▶ _Task details_: Without the pictures, reproduce the records that follow exactly.

▶ _Input for this task_:
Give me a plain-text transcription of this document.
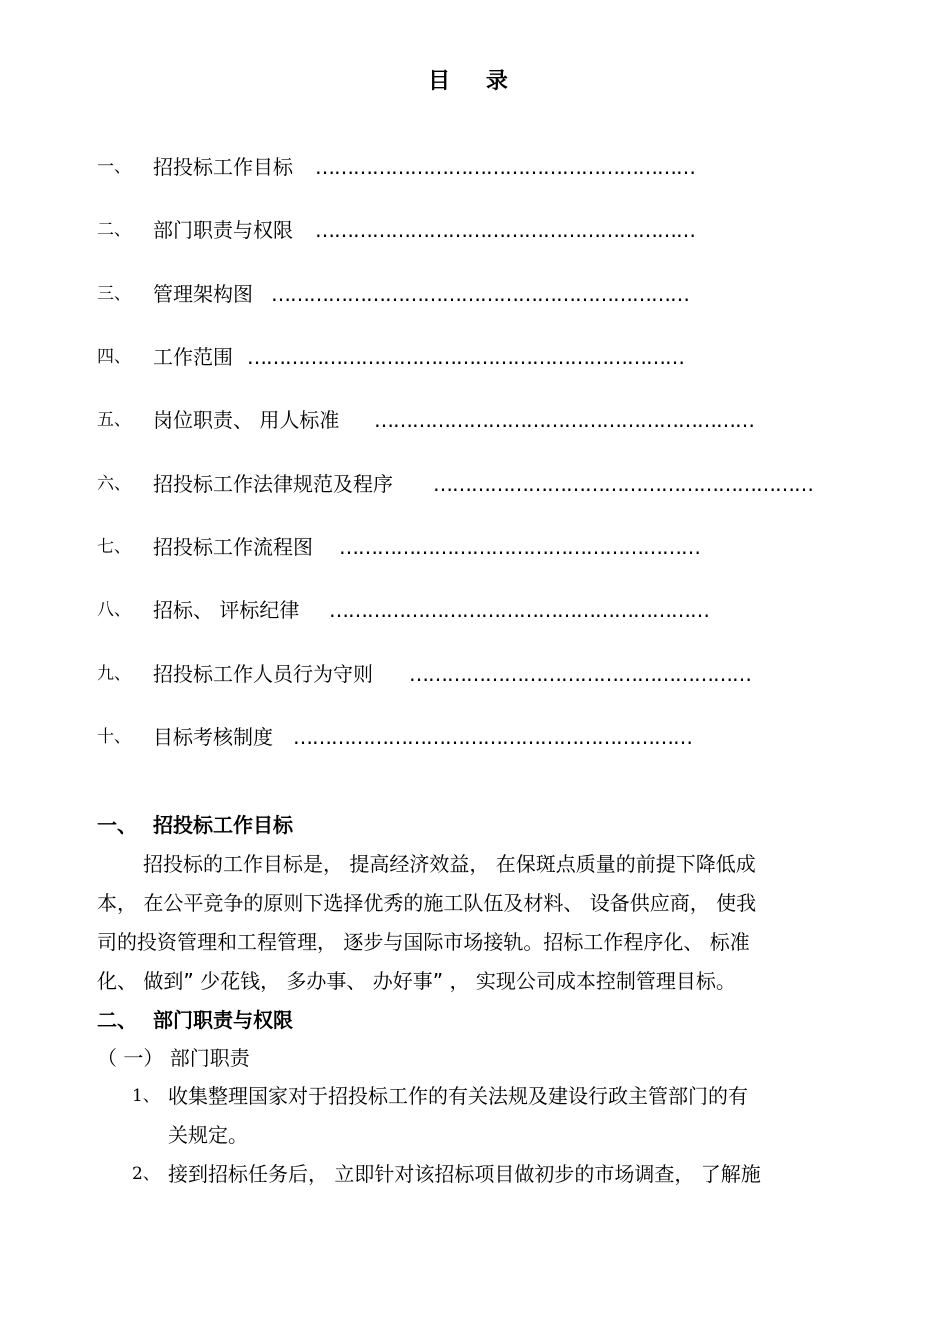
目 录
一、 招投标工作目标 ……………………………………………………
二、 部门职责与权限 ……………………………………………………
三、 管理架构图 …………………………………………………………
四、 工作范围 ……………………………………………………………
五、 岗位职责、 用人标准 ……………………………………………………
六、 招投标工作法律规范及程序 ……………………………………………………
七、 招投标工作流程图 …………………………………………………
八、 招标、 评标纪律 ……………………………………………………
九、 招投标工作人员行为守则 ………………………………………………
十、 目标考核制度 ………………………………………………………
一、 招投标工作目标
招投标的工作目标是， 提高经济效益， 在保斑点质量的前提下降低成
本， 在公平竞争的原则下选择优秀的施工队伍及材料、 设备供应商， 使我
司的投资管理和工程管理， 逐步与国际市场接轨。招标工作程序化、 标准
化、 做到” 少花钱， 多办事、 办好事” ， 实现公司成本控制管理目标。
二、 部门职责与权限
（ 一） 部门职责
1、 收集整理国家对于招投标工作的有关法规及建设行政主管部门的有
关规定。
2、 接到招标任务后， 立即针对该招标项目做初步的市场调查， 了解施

▶ _Result of this task_:
Give me a plain-text transcription of this document.
目 录
一、 招投标工作目标 ……………………………………………………
二、 部门职责与权限 ……………………………………………………
三、 管理架构图 …………………………………………………………
四、 工作范围 ……………………………………………………………
五、 岗位职责、 用人标准 ……………………………………………………
六、 招投标工作法律规范及程序 ……………………………………………………
七、 招投标工作流程图 …………………………………………………
八、 招标、 评标纪律 ……………………………………………………
九、 招投标工作人员行为守则 ………………………………………………
十、 目标考核制度 ………………………………………………………
一、 招投标工作目标
招投标的工作目标是， 提高经济效益， 在保斑点质量的前提下降低成
本， 在公平竞争的原则下选择优秀的施工队伍及材料、 设备供应商， 使我
司的投资管理和工程管理， 逐步与国际市场接轨。招标工作程序化、 标准
化、 做到” 少花钱， 多办事、 办好事” ， 实现公司成本控制管理目标。
二、 部门职责与权限
（ 一） 部门职责
1、 收集整理国家对于招投标工作的有关法规及建设行政主管部门的有
关规定。
2、 接到招标任务后， 立即针对该招标项目做初步的市场调查， 了解施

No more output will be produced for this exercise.